Petunjuk Latihan:
Hitung baris di bawah yang memuat kata "tabs". Tuliskan angkanya saja.

Entri anotasi spasial:
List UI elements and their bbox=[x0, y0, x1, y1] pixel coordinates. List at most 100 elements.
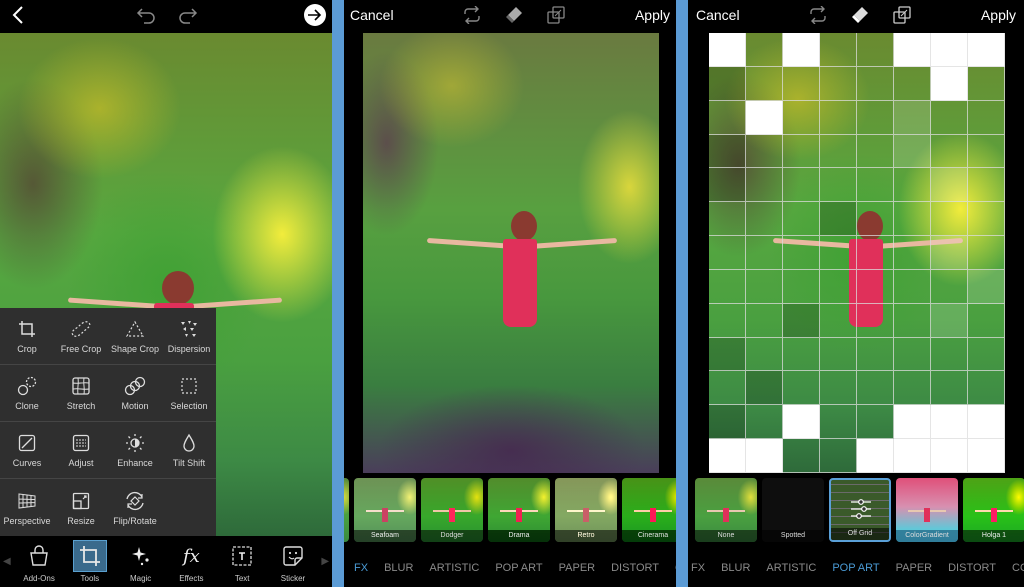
grid-tile bbox=[783, 371, 820, 406]
tool-enhance[interactable]: Enhance bbox=[108, 422, 162, 478]
cancel-button[interactable]: Cancel bbox=[696, 7, 740, 23]
category-tabs: FX BLUR ARTISTIC POP ART PAPER DISTORT C… bbox=[691, 556, 1024, 580]
blend-mode-icon[interactable] bbox=[892, 5, 912, 25]
tool-motion[interactable]: Motion bbox=[108, 365, 162, 421]
settings-sliders-icon[interactable] bbox=[849, 498, 873, 525]
grid-tile bbox=[746, 337, 783, 372]
filter-thumb-off-grid[interactable]: Off Grid bbox=[829, 478, 891, 542]
filter-thumb-spotted[interactable]: Spotted bbox=[762, 478, 824, 542]
grid-tile bbox=[968, 66, 1005, 101]
tab-fx[interactable]: FX bbox=[691, 562, 705, 574]
tab-artistic[interactable]: ARTISTIC bbox=[766, 562, 816, 574]
tab-blur[interactable]: BLUR bbox=[721, 562, 750, 574]
nav-effects[interactable]: fx Effects bbox=[166, 540, 217, 584]
tools-screen: Crop Free Crop Shape Crop Dispersion Clo… bbox=[0, 0, 332, 587]
scroll-left-icon[interactable]: ◀ bbox=[0, 556, 14, 567]
fx-icon: fx bbox=[182, 545, 200, 567]
tab-paper[interactable]: PAPER bbox=[896, 562, 932, 574]
filter-strip[interactable]: None Spotted Off Grid ColorGradient Holg… bbox=[695, 478, 1024, 542]
tool-crop[interactable]: Crop bbox=[0, 308, 54, 364]
tab-pop-art[interactable]: POP ART bbox=[495, 562, 542, 574]
tool-shape-crop[interactable]: Shape Crop bbox=[108, 308, 162, 364]
tool-stretch[interactable]: Stretch bbox=[54, 365, 108, 421]
grid-tile bbox=[857, 236, 894, 270]
category-tabs: FX BLUR ARTISTIC POP ART PAPER DISTORT C bbox=[354, 556, 676, 580]
tool-clone[interactable]: Clone bbox=[0, 365, 54, 421]
blend-mode-icon[interactable] bbox=[546, 5, 566, 25]
filter-thumb-drama[interactable]: Drama bbox=[488, 478, 550, 542]
nav-tools[interactable]: Tools bbox=[64, 540, 115, 583]
grid-tile bbox=[968, 405, 1005, 440]
grid-tile bbox=[968, 371, 1005, 406]
filter-thumb-holga-1[interactable]: Holga 1 bbox=[963, 478, 1024, 542]
tool-perspective[interactable]: Perspective bbox=[0, 479, 54, 536]
next-arrow-icon[interactable] bbox=[303, 3, 327, 27]
apply-button[interactable]: Apply bbox=[981, 7, 1016, 23]
grid-tile bbox=[746, 236, 783, 270]
undo-icon[interactable] bbox=[136, 6, 156, 24]
tool-free-crop[interactable]: Free Crop bbox=[54, 308, 108, 364]
grid-tile bbox=[820, 439, 857, 473]
grid-tile bbox=[820, 405, 857, 440]
tab-artistic[interactable]: ARTISTIC bbox=[429, 562, 479, 574]
tool-adjust[interactable]: Adjust bbox=[54, 422, 108, 478]
scroll-right-icon[interactable]: ▶ bbox=[318, 556, 332, 567]
nav-text[interactable]: Text bbox=[217, 540, 268, 583]
eraser-icon[interactable] bbox=[850, 5, 870, 25]
grid-tile bbox=[968, 100, 1005, 135]
tab-distort[interactable]: DISTORT bbox=[611, 562, 659, 574]
tab-fx[interactable]: FX bbox=[354, 562, 368, 574]
tab-distort[interactable]: DISTORT bbox=[948, 562, 996, 574]
filter-thumb-retro[interactable]: Retro bbox=[555, 478, 617, 542]
grid-tile bbox=[931, 100, 968, 135]
tab-more[interactable]: C bbox=[675, 562, 676, 574]
nav-magic[interactable]: Magic bbox=[115, 540, 166, 583]
tab-more[interactable]: CO bbox=[1012, 562, 1024, 574]
apply-button[interactable]: Apply bbox=[635, 7, 670, 23]
cancel-button[interactable]: Cancel bbox=[350, 7, 394, 23]
grid-tile bbox=[894, 371, 931, 406]
grid-tile bbox=[709, 168, 746, 203]
grid-tile bbox=[746, 405, 783, 440]
grid-tile bbox=[857, 168, 894, 203]
tab-paper[interactable]: PAPER bbox=[559, 562, 595, 574]
grid-tile bbox=[894, 303, 931, 338]
grid-tile bbox=[857, 337, 894, 372]
swap-icon[interactable] bbox=[808, 6, 828, 24]
grid-tile bbox=[709, 236, 746, 270]
tool-resize[interactable]: Resize bbox=[54, 479, 108, 536]
tool-dispersion[interactable]: Dispersion bbox=[162, 308, 216, 364]
grid-tile bbox=[857, 33, 894, 67]
filter-thumb-cinerama[interactable]: Cinerama bbox=[622, 478, 676, 542]
filter-thumb[interactable] bbox=[344, 478, 349, 542]
text-icon bbox=[225, 540, 259, 572]
back-icon[interactable] bbox=[10, 5, 26, 25]
grid-tile bbox=[894, 168, 931, 203]
free-crop-icon bbox=[70, 318, 92, 340]
grid-tile bbox=[968, 134, 1005, 169]
filter-thumb-colorgradient[interactable]: ColorGradient bbox=[896, 478, 958, 542]
tool-curves[interactable]: Curves bbox=[0, 422, 54, 478]
eraser-icon[interactable] bbox=[504, 5, 524, 25]
tab-pop-art[interactable]: POP ART bbox=[832, 562, 879, 574]
grid-tile bbox=[709, 371, 746, 406]
tool-tilt-shift[interactable]: Tilt Shift bbox=[162, 422, 216, 478]
filter-thumb-none[interactable]: None bbox=[695, 478, 757, 542]
shopping-bag-icon bbox=[22, 540, 56, 572]
perspective-icon bbox=[17, 490, 37, 512]
redo-icon[interactable] bbox=[178, 6, 198, 24]
photo-canvas[interactable] bbox=[363, 33, 659, 473]
grid-tile bbox=[968, 236, 1005, 270]
swap-icon[interactable] bbox=[462, 6, 482, 24]
grid-tile bbox=[783, 269, 820, 304]
filter-thumb-dodger[interactable]: Dodger bbox=[421, 478, 483, 542]
sparkle-icon bbox=[124, 540, 158, 572]
nav-sticker[interactable]: Sticker bbox=[268, 540, 319, 583]
tool-flip-rotate[interactable]: Flip/Rotate bbox=[108, 479, 162, 536]
filter-thumb-seafoam[interactable]: Seafoam bbox=[354, 478, 416, 542]
nav-add-ons[interactable]: Add-Ons bbox=[14, 540, 65, 583]
filter-strip[interactable]: Seafoam Dodger Drama Retro Cinerama bbox=[344, 478, 676, 542]
grid-tile bbox=[968, 337, 1005, 372]
tool-selection[interactable]: Selection bbox=[162, 365, 216, 421]
tab-blur[interactable]: BLUR bbox=[384, 562, 413, 574]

Jawaban Tugas:
2